# REQUIRED WORK
Without the pictures, return all of the material exactly as written.
----
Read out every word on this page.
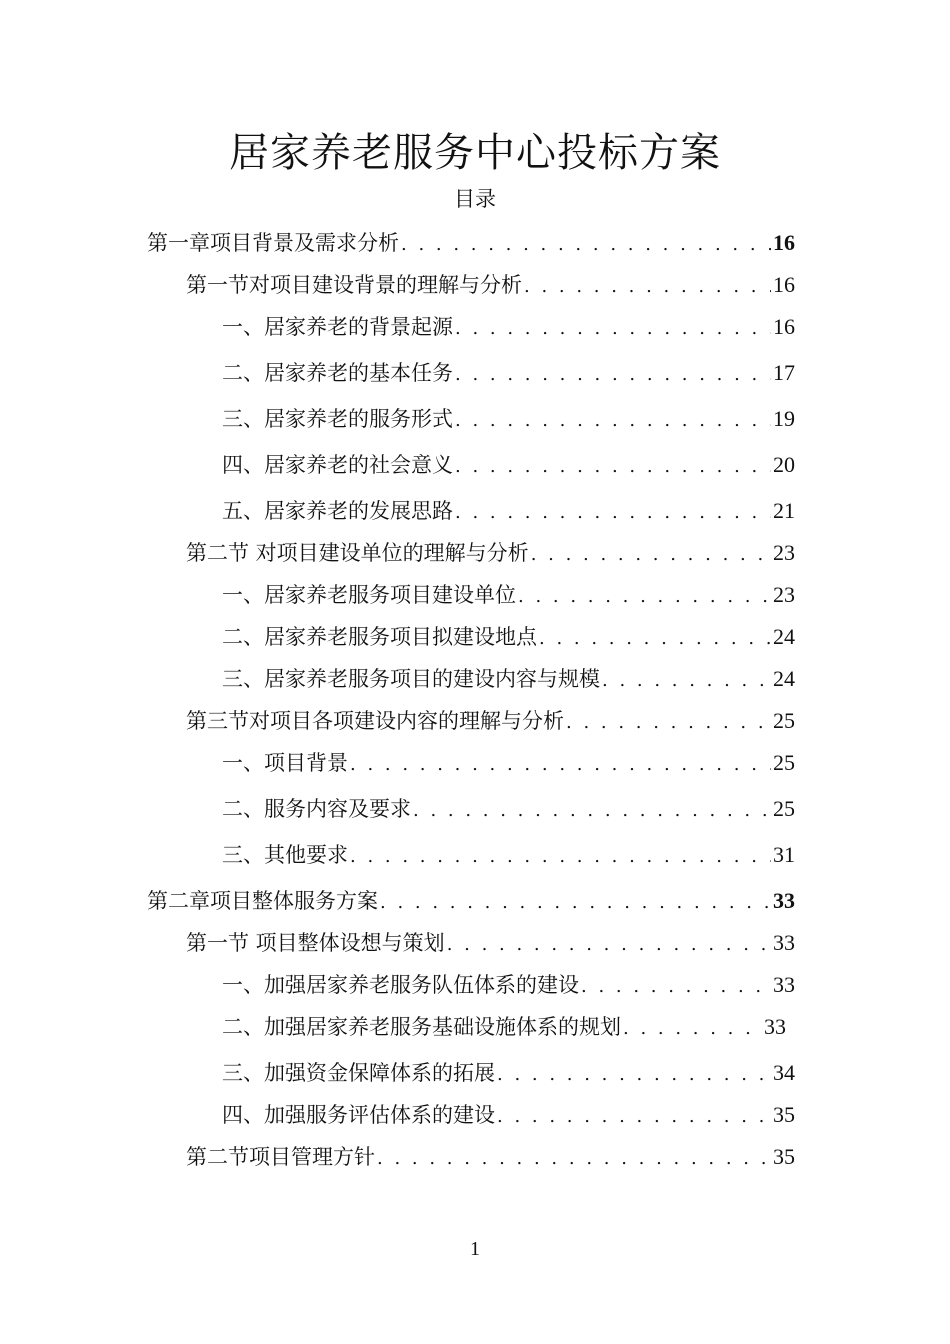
居家养老服务中心投标方案
目录
第一章项目背景及需求分析 . . .	16
第一节对项目建设背景的理解与分析 . . .	16
一、居家养老的背景起源 . . .	16
二、居家养老的基本任务 . . .	17
三、居家养老的服务形式 . . .	19
四、居家养老的社会意义 . . .	20
五、居家养老的发展思路 . . .	21
第二节 对项目建设单位的理解与分析 . . .	23
一、居家养老服务项目建设单位 . . .	23
二、居家养老服务项目拟建设地点 . . .	24
三、居家养老服务项目的建设内容与规模 . . .	24
第三节对项目各项建设内容的理解与分析 . . .	25
一、项目背景 . . .	25
二、服务内容及要求 . . .	25
三、其他要求 . . .	31
第二章项目整体服务方案 . . .	33
第一节 项目整体设想与策划 . . .	33
一、加强居家养老服务队伍体系的建设 . . .	33
二、加强居家养老服务基础设施体系的规划 . . .	33
三、加强资金保障体系的拓展 . . .	34
四、加强服务评估体系的建设 . . .	35
第二节项目管理方针 . . .	35
1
----
# RESPONSE TO THIS EXERCISE
Read out every word on this page.
居家养老服务中心投标方案
目录
第一章项目背景及需求分析 . . .	16
第一节对项目建设背景的理解与分析 . . .	16
一、居家养老的背景起源 . . .	16
二、居家养老的基本任务 . . .	17
三、居家养老的服务形式 . . .	19
四、居家养老的社会意义 . . .	20
五、居家养老的发展思路 . . .	21
第二节 对项目建设单位的理解与分析 . . .	23
一、居家养老服务项目建设单位 . . .	23
二、居家养老服务项目拟建设地点 . . .	24
三、居家养老服务项目的建设内容与规模 . . .	24
第三节对项目各项建设内容的理解与分析 . . .	25
一、项目背景 . . .	25
二、服务内容及要求 . . .	25
三、其他要求 . . .	31
第二章项目整体服务方案 . . .	33
第一节 项目整体设想与策划 . . .	33
一、加强居家养老服务队伍体系的建设 . . .	33
二、加强居家养老服务基础设施体系的规划 . . .	33
三、加强资金保障体系的拓展 . . .	34
四、加强服务评估体系的建设 . . .	35
第二节项目管理方针 . . .	35
1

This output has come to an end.